What is asked: Restate each of the lines given below, word for word.

Dataset entries:
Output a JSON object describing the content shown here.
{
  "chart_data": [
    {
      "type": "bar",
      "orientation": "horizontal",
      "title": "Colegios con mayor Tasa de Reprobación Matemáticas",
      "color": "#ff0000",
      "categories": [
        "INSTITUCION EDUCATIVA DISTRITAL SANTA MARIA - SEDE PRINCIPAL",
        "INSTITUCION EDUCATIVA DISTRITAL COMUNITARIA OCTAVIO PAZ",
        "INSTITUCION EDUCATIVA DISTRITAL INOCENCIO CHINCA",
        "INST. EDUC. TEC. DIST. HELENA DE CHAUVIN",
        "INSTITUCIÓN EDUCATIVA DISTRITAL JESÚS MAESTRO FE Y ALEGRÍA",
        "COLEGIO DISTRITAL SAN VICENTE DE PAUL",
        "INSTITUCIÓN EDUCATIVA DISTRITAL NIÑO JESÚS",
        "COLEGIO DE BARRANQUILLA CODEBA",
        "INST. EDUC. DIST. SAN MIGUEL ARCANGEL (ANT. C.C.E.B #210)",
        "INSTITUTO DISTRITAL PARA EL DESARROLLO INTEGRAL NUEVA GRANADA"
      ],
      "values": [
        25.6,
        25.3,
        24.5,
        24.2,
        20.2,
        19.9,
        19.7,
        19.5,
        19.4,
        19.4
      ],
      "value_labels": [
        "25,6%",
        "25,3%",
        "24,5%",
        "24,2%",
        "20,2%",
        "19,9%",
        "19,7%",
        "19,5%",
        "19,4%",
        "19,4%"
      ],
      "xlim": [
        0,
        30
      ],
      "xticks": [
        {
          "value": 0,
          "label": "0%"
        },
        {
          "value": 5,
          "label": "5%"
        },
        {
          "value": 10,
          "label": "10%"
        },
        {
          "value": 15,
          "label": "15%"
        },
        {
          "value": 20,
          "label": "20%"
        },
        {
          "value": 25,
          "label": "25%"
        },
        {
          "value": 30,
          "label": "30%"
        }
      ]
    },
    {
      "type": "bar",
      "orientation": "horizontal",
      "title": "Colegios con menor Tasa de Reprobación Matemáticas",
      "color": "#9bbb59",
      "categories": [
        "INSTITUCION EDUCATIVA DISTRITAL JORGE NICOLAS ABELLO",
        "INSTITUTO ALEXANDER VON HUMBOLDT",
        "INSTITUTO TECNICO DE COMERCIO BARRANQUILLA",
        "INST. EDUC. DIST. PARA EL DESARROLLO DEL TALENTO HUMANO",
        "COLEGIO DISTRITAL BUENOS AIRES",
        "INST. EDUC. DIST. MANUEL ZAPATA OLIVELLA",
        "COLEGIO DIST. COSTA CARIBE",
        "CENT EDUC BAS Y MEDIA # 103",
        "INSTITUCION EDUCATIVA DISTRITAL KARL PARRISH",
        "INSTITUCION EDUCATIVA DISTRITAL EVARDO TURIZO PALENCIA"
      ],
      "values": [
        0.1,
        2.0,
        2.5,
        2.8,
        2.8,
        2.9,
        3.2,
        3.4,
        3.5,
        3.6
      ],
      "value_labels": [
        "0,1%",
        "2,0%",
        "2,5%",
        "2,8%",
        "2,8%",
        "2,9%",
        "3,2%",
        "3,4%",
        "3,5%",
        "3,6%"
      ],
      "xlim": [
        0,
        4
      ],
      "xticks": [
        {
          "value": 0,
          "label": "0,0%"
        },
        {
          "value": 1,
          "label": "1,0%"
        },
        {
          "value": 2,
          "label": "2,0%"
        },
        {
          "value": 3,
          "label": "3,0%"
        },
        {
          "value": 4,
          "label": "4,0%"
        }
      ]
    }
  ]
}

Task output:
Output a JSON object describing the content shown here.
{
  "chart_data": [
    {
      "type": "bar",
      "orientation": "horizontal",
      "title": "Colegios con mayor Tasa de Reprobación Matemáticas",
      "color": "#ff0000",
      "categories": [
        "INSTITUCION EDUCATIVA DISTRITAL SANTA MARIA - SEDE PRINCIPAL",
        "INSTITUCION EDUCATIVA DISTRITAL COMUNITARIA OCTAVIO PAZ",
        "INSTITUCION EDUCATIVA DISTRITAL INOCENCIO CHINCA",
        "INST. EDUC. TEC. DIST. HELENA DE CHAUVIN",
        "INSTITUCIÓN EDUCATIVA DISTRITAL JESÚS MAESTRO FE Y ALEGRÍA",
        "COLEGIO DISTRITAL SAN VICENTE DE PAUL",
        "INSTITUCIÓN EDUCATIVA DISTRITAL NIÑO JESÚS",
        "COLEGIO DE BARRANQUILLA CODEBA",
        "INST. EDUC. DIST. SAN MIGUEL ARCANGEL (ANT. C.C.E.B #210)",
        "INSTITUTO DISTRITAL PARA EL DESARROLLO INTEGRAL NUEVA GRANADA"
      ],
      "values": [
        25.6,
        25.3,
        24.5,
        24.2,
        20.2,
        19.9,
        19.7,
        19.5,
        19.4,
        19.4
      ],
      "value_labels": [
        "25,6%",
        "25,3%",
        "24,5%",
        "24,2%",
        "20,2%",
        "19,9%",
        "19,7%",
        "19,5%",
        "19,4%",
        "19,4%"
      ],
      "xlim": [
        0,
        30
      ],
      "xticks": [
        {
          "value": 0,
          "label": "0%"
        },
        {
          "value": 5,
          "label": "5%"
        },
        {
          "value": 10,
          "label": "10%"
        },
        {
          "value": 15,
          "label": "15%"
        },
        {
          "value": 20,
          "label": "20%"
        },
        {
          "value": 25,
          "label": "25%"
        },
        {
          "value": 30,
          "label": "30%"
        }
      ]
    },
    {
      "type": "bar",
      "orientation": "horizontal",
      "title": "Colegios con menor Tasa de Reprobación Matemáticas",
      "color": "#9bbb59",
      "categories": [
        "INSTITUCION EDUCATIVA DISTRITAL JORGE NICOLAS ABELLO",
        "INSTITUTO ALEXANDER VON HUMBOLDT",
        "INSTITUTO TECNICO DE COMERCIO BARRANQUILLA",
        "INST. EDUC. DIST. PARA EL DESARROLLO DEL TALENTO HUMANO",
        "COLEGIO DISTRITAL BUENOS AIRES",
        "INST. EDUC. DIST. MANUEL ZAPATA OLIVELLA",
        "COLEGIO DIST. COSTA CARIBE",
        "CENT EDUC BAS Y MEDIA # 103",
        "INSTITUCION EDUCATIVA DISTRITAL KARL PARRISH",
        "INSTITUCION EDUCATIVA DISTRITAL EVARDO TURIZO PALENCIA"
      ],
      "values": [
        0.1,
        2.0,
        2.5,
        2.8,
        2.8,
        2.9,
        3.2,
        3.4,
        3.5,
        3.6
      ],
      "value_labels": [
        "0,1%",
        "2,0%",
        "2,5%",
        "2,8%",
        "2,8%",
        "2,9%",
        "3,2%",
        "3,4%",
        "3,5%",
        "3,6%"
      ],
      "xlim": [
        0,
        4
      ],
      "xticks": [
        {
          "value": 0,
          "label": "0,0%"
        },
        {
          "value": 1,
          "label": "1,0%"
        },
        {
          "value": 2,
          "label": "2,0%"
        },
        {
          "value": 3,
          "label": "3,0%"
        },
        {
          "value": 4,
          "label": "4,0%"
        }
      ]
    }
  ]
}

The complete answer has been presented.